- **Given problem**
Every line below that mentions the word "viikoittainen" should be copied out.

- **Given records**
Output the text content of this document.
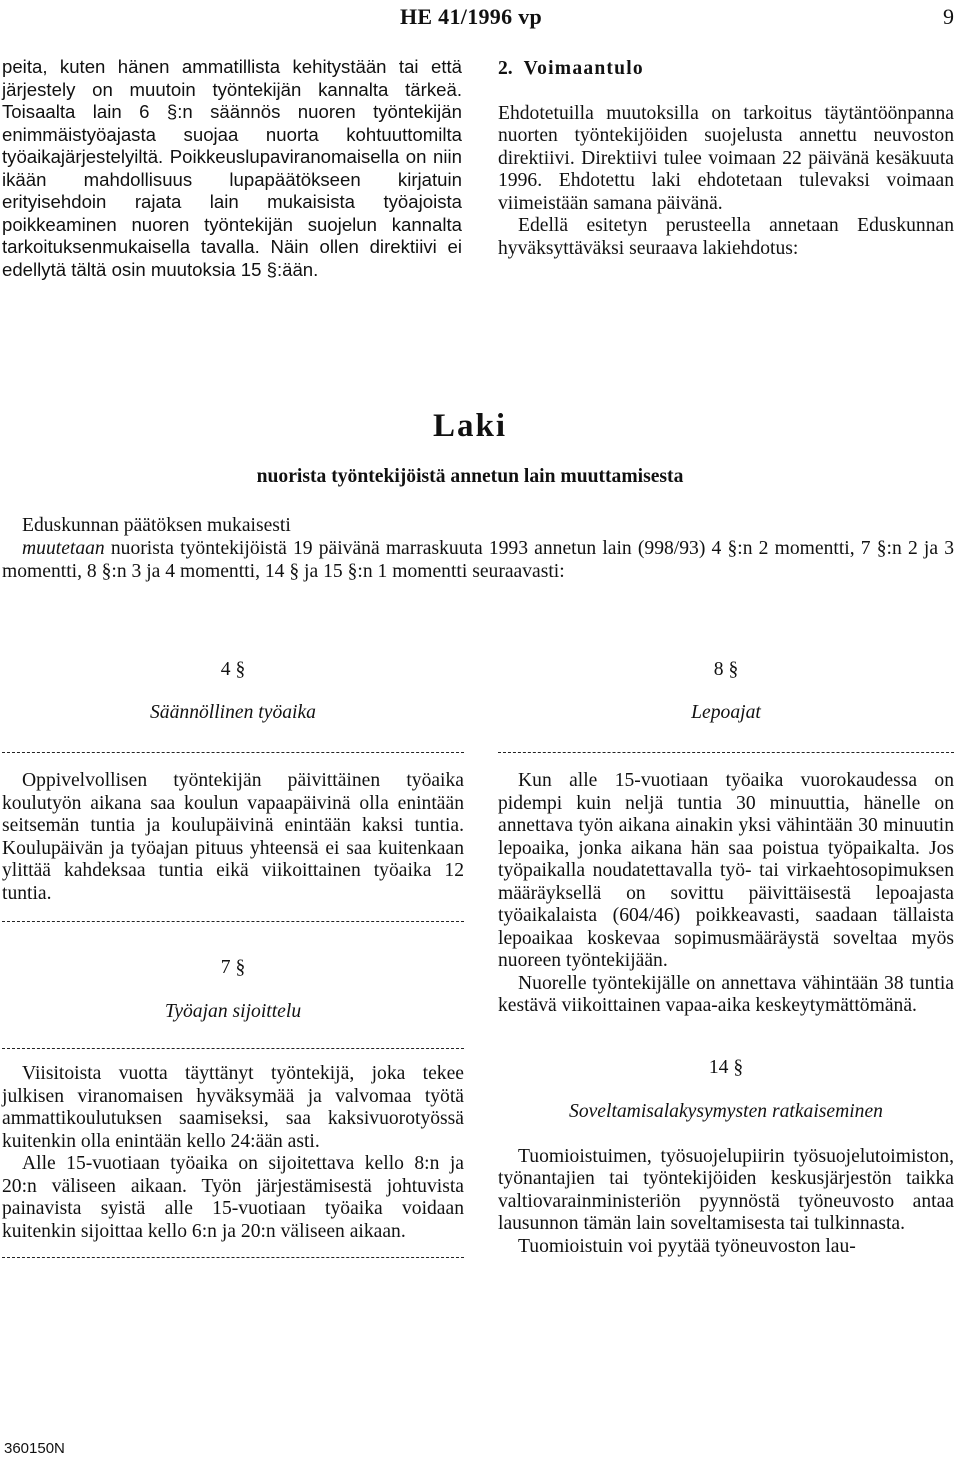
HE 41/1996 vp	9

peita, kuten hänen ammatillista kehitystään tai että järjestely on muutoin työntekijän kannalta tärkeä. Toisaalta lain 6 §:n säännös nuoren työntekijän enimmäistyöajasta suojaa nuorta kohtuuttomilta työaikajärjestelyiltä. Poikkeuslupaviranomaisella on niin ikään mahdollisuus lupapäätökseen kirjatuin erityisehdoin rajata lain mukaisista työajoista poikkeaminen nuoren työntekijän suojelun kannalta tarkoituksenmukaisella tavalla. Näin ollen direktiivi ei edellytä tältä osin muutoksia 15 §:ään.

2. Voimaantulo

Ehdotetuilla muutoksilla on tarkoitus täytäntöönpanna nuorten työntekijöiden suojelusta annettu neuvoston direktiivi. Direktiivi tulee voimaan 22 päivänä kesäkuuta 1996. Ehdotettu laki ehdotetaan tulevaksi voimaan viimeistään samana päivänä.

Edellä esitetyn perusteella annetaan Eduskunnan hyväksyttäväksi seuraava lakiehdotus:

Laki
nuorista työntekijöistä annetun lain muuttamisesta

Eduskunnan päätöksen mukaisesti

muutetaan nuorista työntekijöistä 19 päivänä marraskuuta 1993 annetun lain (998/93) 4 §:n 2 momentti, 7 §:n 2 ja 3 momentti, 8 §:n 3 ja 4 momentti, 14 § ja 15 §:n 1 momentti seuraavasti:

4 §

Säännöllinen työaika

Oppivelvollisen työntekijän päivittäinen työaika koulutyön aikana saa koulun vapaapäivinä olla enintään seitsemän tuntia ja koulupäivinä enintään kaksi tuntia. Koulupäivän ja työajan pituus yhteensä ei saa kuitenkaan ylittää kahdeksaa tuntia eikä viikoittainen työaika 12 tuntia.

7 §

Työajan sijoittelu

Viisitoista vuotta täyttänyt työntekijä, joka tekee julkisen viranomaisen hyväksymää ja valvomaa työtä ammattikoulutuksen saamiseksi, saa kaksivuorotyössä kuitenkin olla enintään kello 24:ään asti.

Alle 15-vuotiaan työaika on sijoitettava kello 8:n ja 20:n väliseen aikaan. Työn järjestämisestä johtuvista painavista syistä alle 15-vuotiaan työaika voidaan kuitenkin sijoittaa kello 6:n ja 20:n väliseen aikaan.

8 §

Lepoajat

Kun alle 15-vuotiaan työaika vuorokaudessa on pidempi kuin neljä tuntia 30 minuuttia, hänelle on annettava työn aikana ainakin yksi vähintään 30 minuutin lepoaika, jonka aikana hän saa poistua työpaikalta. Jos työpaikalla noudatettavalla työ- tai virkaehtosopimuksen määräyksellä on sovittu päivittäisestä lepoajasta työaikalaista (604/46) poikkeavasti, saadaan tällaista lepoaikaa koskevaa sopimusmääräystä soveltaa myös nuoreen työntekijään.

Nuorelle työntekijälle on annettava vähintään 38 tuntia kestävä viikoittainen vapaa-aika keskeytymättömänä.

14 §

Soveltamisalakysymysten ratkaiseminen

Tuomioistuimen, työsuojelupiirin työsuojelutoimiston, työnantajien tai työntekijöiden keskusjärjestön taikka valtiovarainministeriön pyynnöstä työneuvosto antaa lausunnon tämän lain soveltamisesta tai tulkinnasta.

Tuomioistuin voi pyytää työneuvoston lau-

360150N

- **Exercise output**
Oppivelvollisen työntekijän päivittäinen työaika koulutyön aikana saa koulun vapaapäivinä olla enintään seitsemän tuntia ja koulupäivinä enintään kaksi tuntia. Koulupäivän ja työajan pituus yhteensä ei saa kuitenkaan ylittää kahdeksaa tuntia eikä viikoittainen työaika 12 tuntia.
Nuorelle työntekijälle on annettava vähintään 38 tuntia kestävä viikoittainen vapaa-aika keskeytymättömänä.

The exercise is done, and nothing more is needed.